**Written problem**
Show all lines of the listing that hold the word "pape".

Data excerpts
------------------------------------------------------------

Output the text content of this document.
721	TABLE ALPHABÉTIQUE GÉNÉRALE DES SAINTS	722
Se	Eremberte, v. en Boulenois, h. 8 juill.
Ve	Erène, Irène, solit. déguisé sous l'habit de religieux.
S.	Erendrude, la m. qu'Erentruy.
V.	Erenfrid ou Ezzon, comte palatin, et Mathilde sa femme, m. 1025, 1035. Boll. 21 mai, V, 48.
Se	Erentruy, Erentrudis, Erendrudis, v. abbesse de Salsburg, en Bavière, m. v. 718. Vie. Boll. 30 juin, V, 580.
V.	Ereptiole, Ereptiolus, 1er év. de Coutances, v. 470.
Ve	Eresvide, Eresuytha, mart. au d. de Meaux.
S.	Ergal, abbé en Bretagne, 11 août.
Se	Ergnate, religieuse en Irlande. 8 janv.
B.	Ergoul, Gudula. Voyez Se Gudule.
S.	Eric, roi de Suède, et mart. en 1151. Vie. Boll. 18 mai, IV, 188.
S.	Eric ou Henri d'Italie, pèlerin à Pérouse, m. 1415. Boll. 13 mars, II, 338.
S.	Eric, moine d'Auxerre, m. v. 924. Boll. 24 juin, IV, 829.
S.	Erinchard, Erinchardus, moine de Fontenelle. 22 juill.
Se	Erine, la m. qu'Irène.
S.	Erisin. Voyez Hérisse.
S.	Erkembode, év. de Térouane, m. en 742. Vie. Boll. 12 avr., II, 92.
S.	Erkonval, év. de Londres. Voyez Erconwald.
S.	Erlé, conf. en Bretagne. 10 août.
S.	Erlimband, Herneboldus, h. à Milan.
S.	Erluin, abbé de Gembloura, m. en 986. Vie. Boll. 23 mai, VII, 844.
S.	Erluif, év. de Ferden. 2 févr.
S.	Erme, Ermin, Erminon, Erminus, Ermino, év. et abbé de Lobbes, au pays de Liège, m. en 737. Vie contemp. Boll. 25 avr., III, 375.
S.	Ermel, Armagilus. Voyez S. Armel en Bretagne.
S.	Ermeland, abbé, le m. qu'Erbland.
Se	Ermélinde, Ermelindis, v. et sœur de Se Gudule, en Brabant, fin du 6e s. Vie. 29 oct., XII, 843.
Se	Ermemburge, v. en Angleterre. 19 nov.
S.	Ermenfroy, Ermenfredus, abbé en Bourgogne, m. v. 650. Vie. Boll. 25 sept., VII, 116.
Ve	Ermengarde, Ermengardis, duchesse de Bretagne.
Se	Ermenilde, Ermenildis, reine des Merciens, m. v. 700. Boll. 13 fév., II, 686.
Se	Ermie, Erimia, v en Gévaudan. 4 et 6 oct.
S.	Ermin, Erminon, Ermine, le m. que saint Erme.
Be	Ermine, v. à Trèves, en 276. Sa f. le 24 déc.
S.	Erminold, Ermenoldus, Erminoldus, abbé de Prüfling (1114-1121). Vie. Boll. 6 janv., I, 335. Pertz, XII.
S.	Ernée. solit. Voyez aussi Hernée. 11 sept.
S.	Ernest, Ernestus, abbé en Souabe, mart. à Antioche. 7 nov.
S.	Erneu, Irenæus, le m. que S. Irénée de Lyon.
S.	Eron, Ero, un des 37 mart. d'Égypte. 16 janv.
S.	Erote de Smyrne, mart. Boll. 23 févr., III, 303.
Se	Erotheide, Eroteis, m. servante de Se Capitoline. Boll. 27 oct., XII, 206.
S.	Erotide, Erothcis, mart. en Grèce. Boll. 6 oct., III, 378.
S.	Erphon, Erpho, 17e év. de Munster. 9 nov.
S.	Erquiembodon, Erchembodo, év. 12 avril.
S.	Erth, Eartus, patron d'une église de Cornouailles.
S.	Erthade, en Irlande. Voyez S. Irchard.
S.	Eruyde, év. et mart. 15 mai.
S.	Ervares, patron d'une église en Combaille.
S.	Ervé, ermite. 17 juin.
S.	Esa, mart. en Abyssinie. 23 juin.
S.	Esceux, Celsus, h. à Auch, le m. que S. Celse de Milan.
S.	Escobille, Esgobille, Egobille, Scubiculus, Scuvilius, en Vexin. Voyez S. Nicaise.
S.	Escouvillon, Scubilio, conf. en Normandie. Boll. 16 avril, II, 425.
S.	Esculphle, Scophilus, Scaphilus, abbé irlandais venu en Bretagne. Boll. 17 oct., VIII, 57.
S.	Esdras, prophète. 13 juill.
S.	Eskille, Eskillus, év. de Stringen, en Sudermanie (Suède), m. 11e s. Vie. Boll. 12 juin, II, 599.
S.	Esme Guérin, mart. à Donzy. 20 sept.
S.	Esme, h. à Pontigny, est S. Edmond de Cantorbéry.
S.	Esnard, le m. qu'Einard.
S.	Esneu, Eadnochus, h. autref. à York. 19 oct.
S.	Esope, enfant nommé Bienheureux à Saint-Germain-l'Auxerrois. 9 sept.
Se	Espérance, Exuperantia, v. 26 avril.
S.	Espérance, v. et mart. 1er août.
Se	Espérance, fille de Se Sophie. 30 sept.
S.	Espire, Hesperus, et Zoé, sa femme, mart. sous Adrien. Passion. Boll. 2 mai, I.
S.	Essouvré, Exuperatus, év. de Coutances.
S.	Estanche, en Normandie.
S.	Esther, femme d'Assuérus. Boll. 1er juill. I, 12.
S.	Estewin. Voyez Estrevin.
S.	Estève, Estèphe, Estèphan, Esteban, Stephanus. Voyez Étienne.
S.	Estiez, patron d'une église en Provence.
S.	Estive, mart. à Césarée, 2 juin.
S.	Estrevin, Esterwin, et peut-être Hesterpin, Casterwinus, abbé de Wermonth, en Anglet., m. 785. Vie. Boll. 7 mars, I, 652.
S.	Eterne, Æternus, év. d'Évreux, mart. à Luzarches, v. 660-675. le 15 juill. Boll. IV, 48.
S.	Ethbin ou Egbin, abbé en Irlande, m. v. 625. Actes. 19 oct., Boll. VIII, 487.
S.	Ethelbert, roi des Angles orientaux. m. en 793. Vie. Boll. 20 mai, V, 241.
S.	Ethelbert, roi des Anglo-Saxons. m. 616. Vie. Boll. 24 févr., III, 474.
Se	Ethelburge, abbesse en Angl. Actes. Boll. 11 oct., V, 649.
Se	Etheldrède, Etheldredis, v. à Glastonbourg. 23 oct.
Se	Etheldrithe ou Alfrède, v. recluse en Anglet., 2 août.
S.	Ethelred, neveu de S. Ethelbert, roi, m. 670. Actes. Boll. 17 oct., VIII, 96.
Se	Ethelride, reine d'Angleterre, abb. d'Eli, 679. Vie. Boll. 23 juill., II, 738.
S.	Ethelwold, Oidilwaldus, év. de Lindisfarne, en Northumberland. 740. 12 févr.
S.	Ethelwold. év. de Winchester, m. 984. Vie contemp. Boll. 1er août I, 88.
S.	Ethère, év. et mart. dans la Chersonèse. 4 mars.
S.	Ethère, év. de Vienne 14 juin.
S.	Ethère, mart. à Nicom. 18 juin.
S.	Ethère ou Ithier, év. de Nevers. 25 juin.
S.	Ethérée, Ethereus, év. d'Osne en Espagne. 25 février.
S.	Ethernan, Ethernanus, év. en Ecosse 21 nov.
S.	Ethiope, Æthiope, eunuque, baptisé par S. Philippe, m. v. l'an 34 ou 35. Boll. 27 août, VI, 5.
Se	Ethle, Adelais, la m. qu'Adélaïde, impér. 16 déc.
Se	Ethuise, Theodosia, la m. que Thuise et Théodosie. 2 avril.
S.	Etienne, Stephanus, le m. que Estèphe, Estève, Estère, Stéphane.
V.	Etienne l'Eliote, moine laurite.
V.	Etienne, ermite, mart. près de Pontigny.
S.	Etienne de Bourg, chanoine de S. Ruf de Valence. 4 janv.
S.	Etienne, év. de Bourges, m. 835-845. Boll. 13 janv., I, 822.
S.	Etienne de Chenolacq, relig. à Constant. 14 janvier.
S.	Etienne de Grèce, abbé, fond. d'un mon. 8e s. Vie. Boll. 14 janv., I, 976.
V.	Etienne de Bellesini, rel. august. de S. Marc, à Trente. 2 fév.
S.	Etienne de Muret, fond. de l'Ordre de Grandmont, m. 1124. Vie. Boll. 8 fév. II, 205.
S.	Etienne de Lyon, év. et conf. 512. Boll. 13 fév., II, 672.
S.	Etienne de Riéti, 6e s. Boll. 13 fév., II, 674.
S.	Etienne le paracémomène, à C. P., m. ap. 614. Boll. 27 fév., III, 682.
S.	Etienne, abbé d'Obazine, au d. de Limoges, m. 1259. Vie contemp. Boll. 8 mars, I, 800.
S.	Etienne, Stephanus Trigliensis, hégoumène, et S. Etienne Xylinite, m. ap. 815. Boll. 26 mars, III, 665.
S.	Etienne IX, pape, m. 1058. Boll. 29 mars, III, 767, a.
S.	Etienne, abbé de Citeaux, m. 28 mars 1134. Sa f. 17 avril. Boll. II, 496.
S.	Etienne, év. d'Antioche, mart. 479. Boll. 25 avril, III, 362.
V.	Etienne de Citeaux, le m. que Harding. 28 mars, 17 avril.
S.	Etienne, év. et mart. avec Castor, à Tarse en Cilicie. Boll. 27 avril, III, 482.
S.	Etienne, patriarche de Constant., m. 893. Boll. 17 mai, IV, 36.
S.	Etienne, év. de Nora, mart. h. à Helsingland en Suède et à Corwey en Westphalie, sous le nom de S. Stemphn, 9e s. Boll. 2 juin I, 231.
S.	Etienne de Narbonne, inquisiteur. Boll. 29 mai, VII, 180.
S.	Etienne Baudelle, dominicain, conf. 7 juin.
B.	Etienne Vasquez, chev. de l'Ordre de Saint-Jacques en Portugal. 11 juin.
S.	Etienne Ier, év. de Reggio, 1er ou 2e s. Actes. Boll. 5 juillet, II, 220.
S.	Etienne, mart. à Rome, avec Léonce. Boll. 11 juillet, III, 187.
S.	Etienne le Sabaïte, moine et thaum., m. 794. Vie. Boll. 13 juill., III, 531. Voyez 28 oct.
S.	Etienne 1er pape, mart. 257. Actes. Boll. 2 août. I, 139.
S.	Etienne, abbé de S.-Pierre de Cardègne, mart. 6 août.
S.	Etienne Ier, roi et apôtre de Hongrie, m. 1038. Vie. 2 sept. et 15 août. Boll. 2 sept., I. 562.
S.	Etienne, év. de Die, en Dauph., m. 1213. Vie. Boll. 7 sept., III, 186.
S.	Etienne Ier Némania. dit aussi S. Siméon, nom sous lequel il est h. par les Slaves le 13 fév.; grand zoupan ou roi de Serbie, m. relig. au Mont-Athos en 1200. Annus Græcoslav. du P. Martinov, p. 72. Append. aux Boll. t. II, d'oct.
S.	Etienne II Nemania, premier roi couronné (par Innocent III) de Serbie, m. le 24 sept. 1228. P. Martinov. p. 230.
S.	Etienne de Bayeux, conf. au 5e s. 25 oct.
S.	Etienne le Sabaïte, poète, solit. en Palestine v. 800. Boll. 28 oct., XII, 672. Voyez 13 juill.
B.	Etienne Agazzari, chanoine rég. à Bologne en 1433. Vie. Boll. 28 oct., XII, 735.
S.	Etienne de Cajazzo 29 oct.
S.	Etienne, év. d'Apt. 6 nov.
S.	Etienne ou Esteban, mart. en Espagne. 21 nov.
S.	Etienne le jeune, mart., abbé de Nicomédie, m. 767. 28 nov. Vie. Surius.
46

------------------------------------------------------------

**Task result**
S.	Etienne IX, pape, m. 1058. Boll. 29 mars, III, 767, a.
S.	Etienne 1er pape, mart. 257. Actes. Boll. 2 août. I, 139.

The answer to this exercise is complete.